- _GOAL_: Set out each line from the following listing that includes the word "want".

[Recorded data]
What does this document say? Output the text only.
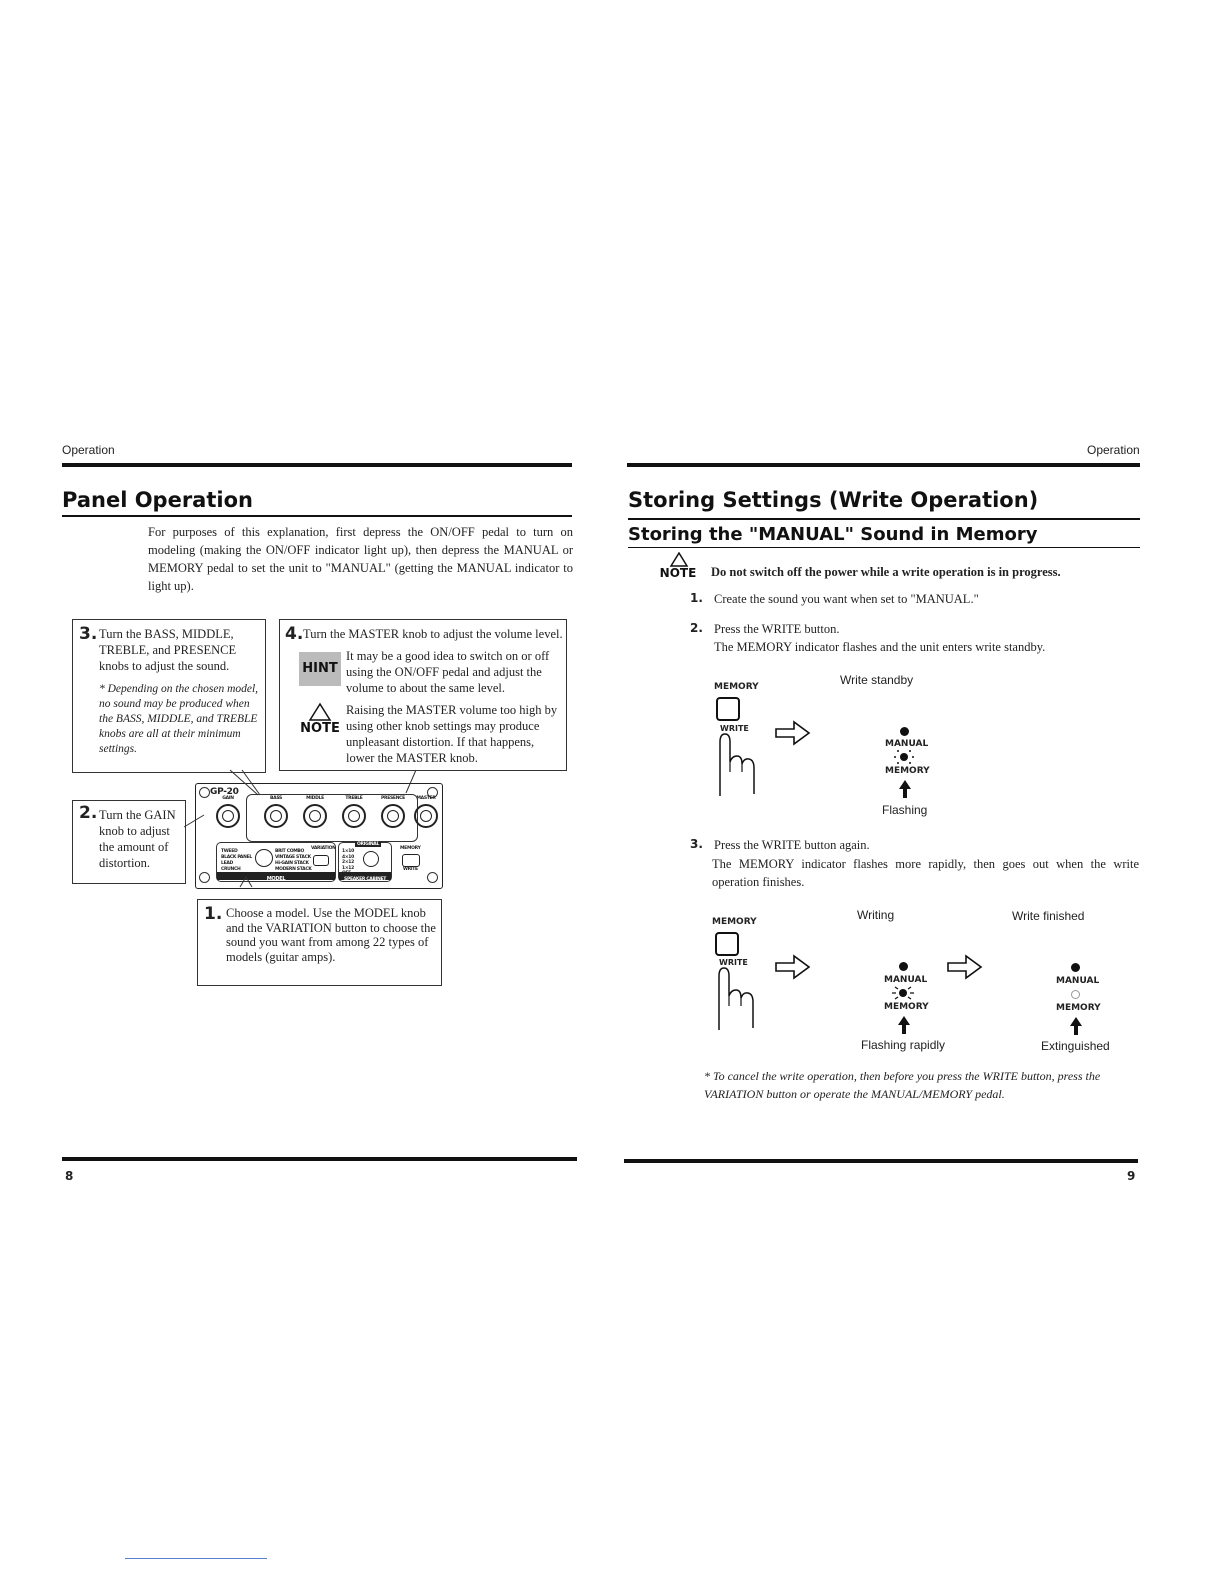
Operation
Panel Operation
For purposes of this explanation, first depress the ON/OFF pedal to turn on modeling (making the ON/OFF indicator light up), then depress the MANUAL or MEMORY pedal to set the unit to "MANUAL" (getting the MANUAL indicator to light up).
3. Turn the BASS, MIDDLE, TREBLE, and PRESENCE knobs to adjust the sound.

* Depending on the chosen model, no sound may be produced when the BASS, MIDDLE, and TREBLE knobs are all at their minimum settings.

4. Turn the MASTER knob to adjust the volume level.

HINT

It may be a good idea to switch on or off using the ON/OFF pedal and adjust the volume to about the same level.

NOTE

Raising the MASTER volume too high by using other knob settings may produce unpleasant distortion. If that happens, lower the MASTER knob.

2. Turn the GAIN knob to adjust the amount of distortion.

GP-20
GAIN	BASS	MIDDLE	TREBLE	PRESENCE	MASTER
TWEED
BLACK PANEL
LEAD
CRUNCH
BRIT COMBO
VINTAGE STACK
Hi-GAIN STACK
MODERN STACK
VARIATION
MODEL
ORIGINAL
1×10
4×10
2×12
1×12
SPEAKER CABINET
MEMORY
WRITE
1. Choose a model. Use the MODEL knob and the VARIATION button to choose the sound you want from among 22 types of models (guitar amps).

8
Operation
Storing Settings (Write Operation)
Storing the "MANUAL" Sound in Memory
NOTE Do not switch off the power while a write operation is in progress.
1. Create the sound you want when set to "MANUAL."
2. Press the WRITE button.
The MEMORY indicator flashes and the unit enters write standby.
MEMORY
WRITE
Write standby
MANUAL
MEMORY
Flashing
3. Press the WRITE button again.
The MEMORY indicator flashes more rapidly, then goes out when the write operation finishes.
MEMORY
WRITE
Writing
MANUAL
MEMORY
Flashing rapidly
Write finished
MANUAL
MEMORY
Extinguished
* To cancel the write operation, then before you press the WRITE button, press the VARIATION button or operate the MANUAL/MEMORY pedal.
9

- _TASK RESULT_:
1. Choose a model. Use the MODEL knob and the VARIATION button to choose the sound you want from among 22 types of models (guitar amps).
1. Create the sound you want when set to "MANUAL."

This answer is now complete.